» **STATED EXERCISE**
Render the listing, starting at its first line and ending at the line that contains "likes-count[interactable]: 499 likes", as a JSON list of strings, one string per line, with blank lines omitted.

## Start RAW DATA

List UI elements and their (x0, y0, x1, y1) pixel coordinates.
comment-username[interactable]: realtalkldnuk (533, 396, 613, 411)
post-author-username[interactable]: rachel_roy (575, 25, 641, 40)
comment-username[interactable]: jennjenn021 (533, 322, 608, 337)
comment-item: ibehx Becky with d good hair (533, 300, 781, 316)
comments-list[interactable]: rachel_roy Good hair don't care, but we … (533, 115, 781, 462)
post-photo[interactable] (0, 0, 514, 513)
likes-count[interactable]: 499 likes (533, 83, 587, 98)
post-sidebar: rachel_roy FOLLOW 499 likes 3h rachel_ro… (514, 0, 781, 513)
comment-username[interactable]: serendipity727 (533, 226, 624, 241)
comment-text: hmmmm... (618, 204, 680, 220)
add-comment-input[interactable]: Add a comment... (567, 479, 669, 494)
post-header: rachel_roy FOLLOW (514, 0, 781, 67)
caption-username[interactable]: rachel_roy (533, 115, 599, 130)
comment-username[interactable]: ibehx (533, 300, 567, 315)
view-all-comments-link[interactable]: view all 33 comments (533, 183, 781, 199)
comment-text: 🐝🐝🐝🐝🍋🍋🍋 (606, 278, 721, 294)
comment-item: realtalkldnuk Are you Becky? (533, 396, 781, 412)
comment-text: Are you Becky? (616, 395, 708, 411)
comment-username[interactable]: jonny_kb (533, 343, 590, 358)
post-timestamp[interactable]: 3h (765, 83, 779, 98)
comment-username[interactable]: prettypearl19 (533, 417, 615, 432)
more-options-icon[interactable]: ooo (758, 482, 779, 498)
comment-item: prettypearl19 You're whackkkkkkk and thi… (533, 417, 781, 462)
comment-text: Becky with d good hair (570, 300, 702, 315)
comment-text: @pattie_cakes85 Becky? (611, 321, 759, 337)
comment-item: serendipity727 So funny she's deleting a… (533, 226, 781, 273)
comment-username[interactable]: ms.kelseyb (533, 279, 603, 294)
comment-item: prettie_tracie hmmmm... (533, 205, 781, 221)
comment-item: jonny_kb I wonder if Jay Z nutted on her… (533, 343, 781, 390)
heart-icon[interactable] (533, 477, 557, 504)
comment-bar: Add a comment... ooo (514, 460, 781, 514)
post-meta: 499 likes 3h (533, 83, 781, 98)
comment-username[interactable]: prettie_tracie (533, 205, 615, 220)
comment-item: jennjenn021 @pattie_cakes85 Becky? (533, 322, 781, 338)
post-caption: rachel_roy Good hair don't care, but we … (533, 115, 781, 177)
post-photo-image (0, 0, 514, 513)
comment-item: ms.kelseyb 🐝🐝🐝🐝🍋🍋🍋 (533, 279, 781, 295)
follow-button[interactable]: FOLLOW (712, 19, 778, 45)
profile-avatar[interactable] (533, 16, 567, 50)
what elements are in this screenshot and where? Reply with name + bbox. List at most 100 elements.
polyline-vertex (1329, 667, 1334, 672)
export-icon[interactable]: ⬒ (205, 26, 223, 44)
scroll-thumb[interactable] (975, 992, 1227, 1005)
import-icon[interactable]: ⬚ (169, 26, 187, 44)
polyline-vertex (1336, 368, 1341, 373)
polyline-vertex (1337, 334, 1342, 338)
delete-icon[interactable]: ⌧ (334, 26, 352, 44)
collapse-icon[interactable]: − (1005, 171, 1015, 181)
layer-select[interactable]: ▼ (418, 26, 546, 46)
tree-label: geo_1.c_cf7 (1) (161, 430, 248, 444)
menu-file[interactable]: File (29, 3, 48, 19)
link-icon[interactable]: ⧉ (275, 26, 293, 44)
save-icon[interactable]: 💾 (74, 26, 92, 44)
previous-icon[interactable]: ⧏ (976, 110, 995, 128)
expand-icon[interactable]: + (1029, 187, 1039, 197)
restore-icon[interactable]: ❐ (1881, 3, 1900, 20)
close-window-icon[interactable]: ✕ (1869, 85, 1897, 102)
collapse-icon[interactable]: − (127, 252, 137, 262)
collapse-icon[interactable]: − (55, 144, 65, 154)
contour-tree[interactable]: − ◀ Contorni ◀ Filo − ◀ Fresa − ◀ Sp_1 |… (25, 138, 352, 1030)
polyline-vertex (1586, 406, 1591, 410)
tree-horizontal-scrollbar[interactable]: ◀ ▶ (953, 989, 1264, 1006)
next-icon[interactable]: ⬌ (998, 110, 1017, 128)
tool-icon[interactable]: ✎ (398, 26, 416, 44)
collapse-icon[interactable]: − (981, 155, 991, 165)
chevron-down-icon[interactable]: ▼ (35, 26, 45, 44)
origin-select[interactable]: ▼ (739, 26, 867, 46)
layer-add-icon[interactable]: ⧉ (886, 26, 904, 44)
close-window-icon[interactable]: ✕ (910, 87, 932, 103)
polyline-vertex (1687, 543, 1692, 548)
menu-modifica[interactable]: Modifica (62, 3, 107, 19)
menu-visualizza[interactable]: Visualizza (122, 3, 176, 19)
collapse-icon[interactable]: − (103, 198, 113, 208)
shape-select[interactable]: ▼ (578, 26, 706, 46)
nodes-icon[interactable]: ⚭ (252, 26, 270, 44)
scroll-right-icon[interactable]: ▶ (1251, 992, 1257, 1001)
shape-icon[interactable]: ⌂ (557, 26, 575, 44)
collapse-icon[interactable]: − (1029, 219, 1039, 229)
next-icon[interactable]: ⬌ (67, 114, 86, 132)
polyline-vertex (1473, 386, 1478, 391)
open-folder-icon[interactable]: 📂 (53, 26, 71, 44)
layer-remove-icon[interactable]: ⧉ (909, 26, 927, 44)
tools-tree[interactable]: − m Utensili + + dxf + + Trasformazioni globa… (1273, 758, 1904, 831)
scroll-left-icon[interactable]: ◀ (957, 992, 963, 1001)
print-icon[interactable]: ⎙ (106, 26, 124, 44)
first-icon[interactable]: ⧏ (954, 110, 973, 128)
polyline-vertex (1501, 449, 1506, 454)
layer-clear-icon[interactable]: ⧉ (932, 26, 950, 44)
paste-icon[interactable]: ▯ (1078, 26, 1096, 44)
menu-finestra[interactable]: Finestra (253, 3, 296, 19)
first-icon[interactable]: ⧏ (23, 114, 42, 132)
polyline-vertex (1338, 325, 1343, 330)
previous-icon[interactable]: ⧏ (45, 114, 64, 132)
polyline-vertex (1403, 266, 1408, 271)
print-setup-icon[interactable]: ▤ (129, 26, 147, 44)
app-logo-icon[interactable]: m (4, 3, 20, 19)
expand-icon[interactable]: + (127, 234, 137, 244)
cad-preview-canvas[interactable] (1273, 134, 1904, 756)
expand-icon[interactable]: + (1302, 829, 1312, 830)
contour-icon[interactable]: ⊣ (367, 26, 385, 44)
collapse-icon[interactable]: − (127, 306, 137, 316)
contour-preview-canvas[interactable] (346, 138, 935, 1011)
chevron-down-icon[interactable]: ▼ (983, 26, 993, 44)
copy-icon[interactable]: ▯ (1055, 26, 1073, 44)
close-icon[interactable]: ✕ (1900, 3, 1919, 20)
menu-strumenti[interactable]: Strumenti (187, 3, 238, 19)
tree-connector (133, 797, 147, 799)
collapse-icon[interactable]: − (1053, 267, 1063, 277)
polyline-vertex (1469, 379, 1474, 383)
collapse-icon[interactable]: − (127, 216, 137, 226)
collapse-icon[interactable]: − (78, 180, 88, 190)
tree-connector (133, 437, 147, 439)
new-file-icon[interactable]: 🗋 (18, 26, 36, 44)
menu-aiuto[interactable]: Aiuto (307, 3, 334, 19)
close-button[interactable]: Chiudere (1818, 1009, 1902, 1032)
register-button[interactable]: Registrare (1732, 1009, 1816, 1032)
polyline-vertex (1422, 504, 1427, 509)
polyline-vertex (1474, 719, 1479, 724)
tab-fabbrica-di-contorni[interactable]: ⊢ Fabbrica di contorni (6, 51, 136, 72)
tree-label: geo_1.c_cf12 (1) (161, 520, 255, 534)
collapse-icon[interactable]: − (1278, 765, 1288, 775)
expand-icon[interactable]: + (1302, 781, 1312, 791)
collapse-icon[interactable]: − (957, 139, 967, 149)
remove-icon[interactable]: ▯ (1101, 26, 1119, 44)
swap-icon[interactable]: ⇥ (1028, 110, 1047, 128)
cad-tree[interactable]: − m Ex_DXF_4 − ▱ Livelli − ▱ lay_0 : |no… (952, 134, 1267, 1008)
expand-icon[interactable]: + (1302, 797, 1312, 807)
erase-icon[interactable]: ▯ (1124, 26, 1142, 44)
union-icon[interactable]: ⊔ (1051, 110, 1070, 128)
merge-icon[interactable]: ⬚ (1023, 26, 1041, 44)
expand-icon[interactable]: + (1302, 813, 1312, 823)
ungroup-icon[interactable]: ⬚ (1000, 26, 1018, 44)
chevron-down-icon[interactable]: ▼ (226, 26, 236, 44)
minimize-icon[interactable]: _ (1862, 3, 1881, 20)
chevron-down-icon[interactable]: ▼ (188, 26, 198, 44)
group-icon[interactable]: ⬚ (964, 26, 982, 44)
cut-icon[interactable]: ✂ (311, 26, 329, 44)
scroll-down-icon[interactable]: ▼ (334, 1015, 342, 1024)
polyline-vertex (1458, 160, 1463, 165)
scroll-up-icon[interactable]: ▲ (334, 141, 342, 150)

## End RAW DATA

» **SOLUTION TO THE EXERCISE**
[
  "List UI elements and their (x0, y0, x1, y1) pixel coordinates.",
  "comment-username[interactable]: realtalkldnuk (533, 396, 613, 411)",
  "post-author-username[interactable]: rachel_roy (575, 25, 641, 40)",
  "comment-username[interactable]: jennjenn021 (533, 322, 608, 337)",
  "comment-item: ibehx Becky with d good hair (533, 300, 781, 316)",
  "comments-list[interactable]: rachel_roy Good hair don't care, but we … (533, 115, 781, 462)",
  "post-photo[interactable] (0, 0, 514, 513)",
  "likes-count[interactable]: 499 likes (533, 83, 587, 98)"
]